> WRITTEN PROBLEM: Each line of the listing must be transcribed exactly, except for the images, which should be excluded.

┄┄┄┄┄┄┄┄┄┄

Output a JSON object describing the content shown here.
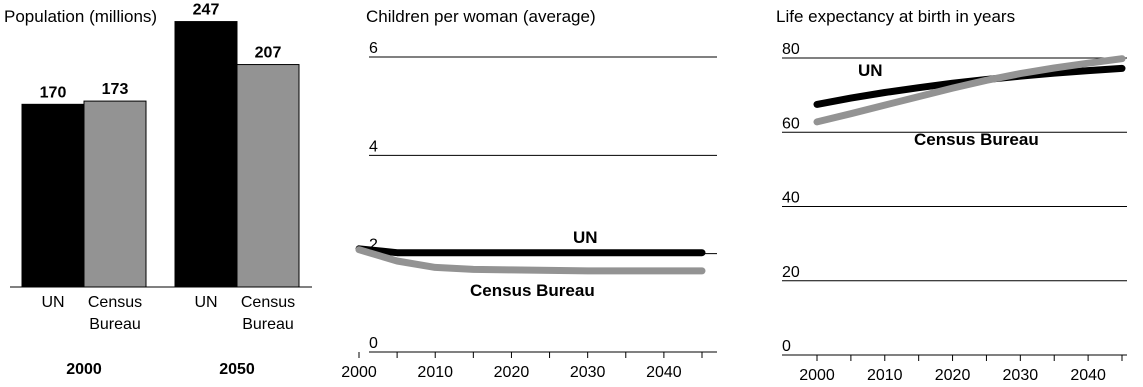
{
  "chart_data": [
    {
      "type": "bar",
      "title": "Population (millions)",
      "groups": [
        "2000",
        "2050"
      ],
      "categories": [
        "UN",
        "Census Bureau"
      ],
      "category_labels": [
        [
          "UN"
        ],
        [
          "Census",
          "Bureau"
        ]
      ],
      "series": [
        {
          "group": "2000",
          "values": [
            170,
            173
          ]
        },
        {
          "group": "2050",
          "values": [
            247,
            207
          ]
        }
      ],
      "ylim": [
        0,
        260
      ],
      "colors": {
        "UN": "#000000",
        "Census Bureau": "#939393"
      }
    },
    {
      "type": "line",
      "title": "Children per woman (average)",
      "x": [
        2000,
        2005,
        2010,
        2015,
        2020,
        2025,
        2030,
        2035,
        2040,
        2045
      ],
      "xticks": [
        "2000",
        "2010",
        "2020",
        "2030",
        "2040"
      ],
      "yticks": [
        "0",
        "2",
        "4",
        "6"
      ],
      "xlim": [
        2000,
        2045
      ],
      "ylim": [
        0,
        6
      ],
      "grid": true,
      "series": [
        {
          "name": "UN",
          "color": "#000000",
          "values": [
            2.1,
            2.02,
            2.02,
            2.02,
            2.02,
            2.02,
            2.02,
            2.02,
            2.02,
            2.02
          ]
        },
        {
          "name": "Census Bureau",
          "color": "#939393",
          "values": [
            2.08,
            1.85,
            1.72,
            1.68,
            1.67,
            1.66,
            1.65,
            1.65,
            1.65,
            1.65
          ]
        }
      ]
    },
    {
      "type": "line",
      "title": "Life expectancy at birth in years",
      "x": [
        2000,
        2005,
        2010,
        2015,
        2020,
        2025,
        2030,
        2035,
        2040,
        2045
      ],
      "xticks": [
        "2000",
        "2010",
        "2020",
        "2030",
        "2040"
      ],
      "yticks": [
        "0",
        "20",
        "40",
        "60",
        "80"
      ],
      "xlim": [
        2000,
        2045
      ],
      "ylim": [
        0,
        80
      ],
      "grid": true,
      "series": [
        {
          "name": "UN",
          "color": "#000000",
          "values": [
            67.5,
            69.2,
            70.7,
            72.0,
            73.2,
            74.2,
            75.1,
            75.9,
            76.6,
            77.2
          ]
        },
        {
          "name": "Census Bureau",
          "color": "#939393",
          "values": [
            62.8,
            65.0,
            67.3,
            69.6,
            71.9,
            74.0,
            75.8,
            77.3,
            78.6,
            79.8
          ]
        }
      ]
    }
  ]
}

┄┄┄┄┄┄┄┄┄┄

> ANSWER TO THIS EXERCISE:
Output a JSON object describing the content shown here.
{
  "chart_data": [
    {
      "type": "bar",
      "title": "Population (millions)",
      "groups": [
        "2000",
        "2050"
      ],
      "categories": [
        "UN",
        "Census Bureau"
      ],
      "category_labels": [
        [
          "UN"
        ],
        [
          "Census",
          "Bureau"
        ]
      ],
      "series": [
        {
          "group": "2000",
          "values": [
            170,
            173
          ]
        },
        {
          "group": "2050",
          "values": [
            247,
            207
          ]
        }
      ],
      "ylim": [
        0,
        260
      ],
      "colors": {
        "UN": "#000000",
        "Census Bureau": "#939393"
      }
    },
    {
      "type": "line",
      "title": "Children per woman (average)",
      "x": [
        2000,
        2005,
        2010,
        2015,
        2020,
        2025,
        2030,
        2035,
        2040,
        2045
      ],
      "xticks": [
        "2000",
        "2010",
        "2020",
        "2030",
        "2040"
      ],
      "yticks": [
        "0",
        "2",
        "4",
        "6"
      ],
      "xlim": [
        2000,
        2045
      ],
      "ylim": [
        0,
        6
      ],
      "grid": true,
      "series": [
        {
          "name": "UN",
          "color": "#000000",
          "values": [
            2.1,
            2.02,
            2.02,
            2.02,
            2.02,
            2.02,
            2.02,
            2.02,
            2.02,
            2.02
          ]
        },
        {
          "name": "Census Bureau",
          "color": "#939393",
          "values": [
            2.08,
            1.85,
            1.72,
            1.68,
            1.67,
            1.66,
            1.65,
            1.65,
            1.65,
            1.65
          ]
        }
      ]
    },
    {
      "type": "line",
      "title": "Life expectancy at birth in years",
      "x": [
        2000,
        2005,
        2010,
        2015,
        2020,
        2025,
        2030,
        2035,
        2040,
        2045
      ],
      "xticks": [
        "2000",
        "2010",
        "2020",
        "2030",
        "2040"
      ],
      "yticks": [
        "0",
        "20",
        "40",
        "60",
        "80"
      ],
      "xlim": [
        2000,
        2045
      ],
      "ylim": [
        0,
        80
      ],
      "grid": true,
      "series": [
        {
          "name": "UN",
          "color": "#000000",
          "values": [
            67.5,
            69.2,
            70.7,
            72.0,
            73.2,
            74.2,
            75.1,
            75.9,
            76.6,
            77.2
          ]
        },
        {
          "name": "Census Bureau",
          "color": "#939393",
          "values": [
            62.8,
            65.0,
            67.3,
            69.6,
            71.9,
            74.0,
            75.8,
            77.3,
            78.6,
            79.8
          ]
        }
      ]
    }
  ]
}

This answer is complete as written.